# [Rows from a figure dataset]

::::::::::

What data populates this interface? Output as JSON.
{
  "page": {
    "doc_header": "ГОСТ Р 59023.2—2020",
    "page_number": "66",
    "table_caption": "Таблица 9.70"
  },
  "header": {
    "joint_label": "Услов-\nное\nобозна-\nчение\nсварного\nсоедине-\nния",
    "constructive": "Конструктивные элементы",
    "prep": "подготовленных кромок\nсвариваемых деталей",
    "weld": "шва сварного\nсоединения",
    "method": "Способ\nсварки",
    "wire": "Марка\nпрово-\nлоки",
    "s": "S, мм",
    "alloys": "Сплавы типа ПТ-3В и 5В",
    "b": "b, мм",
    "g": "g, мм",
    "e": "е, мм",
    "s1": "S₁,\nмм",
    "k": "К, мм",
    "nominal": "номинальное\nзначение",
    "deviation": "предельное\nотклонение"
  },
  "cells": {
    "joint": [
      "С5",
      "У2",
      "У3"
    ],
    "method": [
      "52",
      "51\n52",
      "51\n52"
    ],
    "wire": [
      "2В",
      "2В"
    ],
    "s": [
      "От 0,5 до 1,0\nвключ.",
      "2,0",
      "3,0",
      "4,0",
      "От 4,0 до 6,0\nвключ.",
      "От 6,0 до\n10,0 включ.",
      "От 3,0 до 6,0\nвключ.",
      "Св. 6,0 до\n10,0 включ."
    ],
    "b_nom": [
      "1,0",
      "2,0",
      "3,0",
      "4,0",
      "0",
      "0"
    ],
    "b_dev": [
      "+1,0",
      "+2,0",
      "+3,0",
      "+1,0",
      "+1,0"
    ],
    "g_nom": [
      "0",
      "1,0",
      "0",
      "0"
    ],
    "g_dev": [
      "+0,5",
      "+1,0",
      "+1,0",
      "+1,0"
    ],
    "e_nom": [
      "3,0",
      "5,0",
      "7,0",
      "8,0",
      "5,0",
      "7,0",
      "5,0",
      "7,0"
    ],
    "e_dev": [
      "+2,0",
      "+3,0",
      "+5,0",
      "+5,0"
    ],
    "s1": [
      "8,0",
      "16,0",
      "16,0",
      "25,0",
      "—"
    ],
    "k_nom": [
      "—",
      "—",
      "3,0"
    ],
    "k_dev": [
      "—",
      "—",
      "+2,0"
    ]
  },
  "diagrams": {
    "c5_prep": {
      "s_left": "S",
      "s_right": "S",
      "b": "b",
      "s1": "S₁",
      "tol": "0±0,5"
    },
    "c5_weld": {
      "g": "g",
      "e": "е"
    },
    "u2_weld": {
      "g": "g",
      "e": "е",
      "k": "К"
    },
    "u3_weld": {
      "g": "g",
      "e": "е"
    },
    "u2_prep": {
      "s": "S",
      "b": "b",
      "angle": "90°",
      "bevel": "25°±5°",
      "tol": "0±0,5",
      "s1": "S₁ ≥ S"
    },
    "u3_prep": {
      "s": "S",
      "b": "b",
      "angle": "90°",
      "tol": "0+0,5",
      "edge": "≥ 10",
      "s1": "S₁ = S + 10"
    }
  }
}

::::::::::

# [Task instructions]
Restate each record word for word.

# [Task solution]
What data populates this interface? Output as JSON.
{
  "page": {
    "doc_header": "ГОСТ Р 59023.2—2020",
    "page_number": "66",
    "table_caption": "Таблица 9.70"
  },
  "header": {
    "joint_label": "Услов-\nное\nобозна-\nчение\nсварного\nсоедине-\nния",
    "constructive": "Конструктивные элементы",
    "prep": "подготовленных кромок\nсвариваемых деталей",
    "weld": "шва сварного\nсоединения",
    "method": "Способ\nсварки",
    "wire": "Марка\nпрово-\nлоки",
    "s": "S, мм",
    "alloys": "Сплавы типа ПТ-3В и 5В",
    "b": "b, мм",
    "g": "g, мм",
    "e": "е, мм",
    "s1": "S₁,\nмм",
    "k": "К, мм",
    "nominal": "номинальное\nзначение",
    "deviation": "предельное\nотклонение"
  },
  "cells": {
    "joint": [
      "С5",
      "У2",
      "У3"
    ],
    "method": [
      "52",
      "51\n52",
      "51\n52"
    ],
    "wire": [
      "2В",
      "2В"
    ],
    "s": [
      "От 0,5 до 1,0\nвключ.",
      "2,0",
      "3,0",
      "4,0",
      "От 4,0 до 6,0\nвключ.",
      "От 6,0 до\n10,0 включ.",
      "От 3,0 до 6,0\nвключ.",
      "Св. 6,0 до\n10,0 включ."
    ],
    "b_nom": [
      "1,0",
      "2,0",
      "3,0",
      "4,0",
      "0",
      "0"
    ],
    "b_dev": [
      "+1,0",
      "+2,0",
      "+3,0",
      "+1,0",
      "+1,0"
    ],
    "g_nom": [
      "0",
      "1,0",
      "0",
      "0"
    ],
    "g_dev": [
      "+0,5",
      "+1,0",
      "+1,0",
      "+1,0"
    ],
    "e_nom": [
      "3,0",
      "5,0",
      "7,0",
      "8,0",
      "5,0",
      "7,0",
      "5,0",
      "7,0"
    ],
    "e_dev": [
      "+2,0",
      "+3,0",
      "+5,0",
      "+5,0"
    ],
    "s1": [
      "8,0",
      "16,0",
      "16,0",
      "25,0",
      "—"
    ],
    "k_nom": [
      "—",
      "—",
      "3,0"
    ],
    "k_dev": [
      "—",
      "—",
      "+2,0"
    ]
  },
  "diagrams": {
    "c5_prep": {
      "s_left": "S",
      "s_right": "S",
      "b": "b",
      "s1": "S₁",
      "tol": "0±0,5"
    },
    "c5_weld": {
      "g": "g",
      "e": "е"
    },
    "u2_weld": {
      "g": "g",
      "e": "е",
      "k": "К"
    },
    "u3_weld": {
      "g": "g",
      "e": "е"
    },
    "u2_prep": {
      "s": "S",
      "b": "b",
      "angle": "90°",
      "bevel": "25°±5°",
      "tol": "0±0,5",
      "s1": "S₁ ≥ S"
    },
    "u3_prep": {
      "s": "S",
      "b": "b",
      "angle": "90°",
      "tol": "0+0,5",
      "edge": "≥ 10",
      "s1": "S₁ = S + 10"
    }
  }
}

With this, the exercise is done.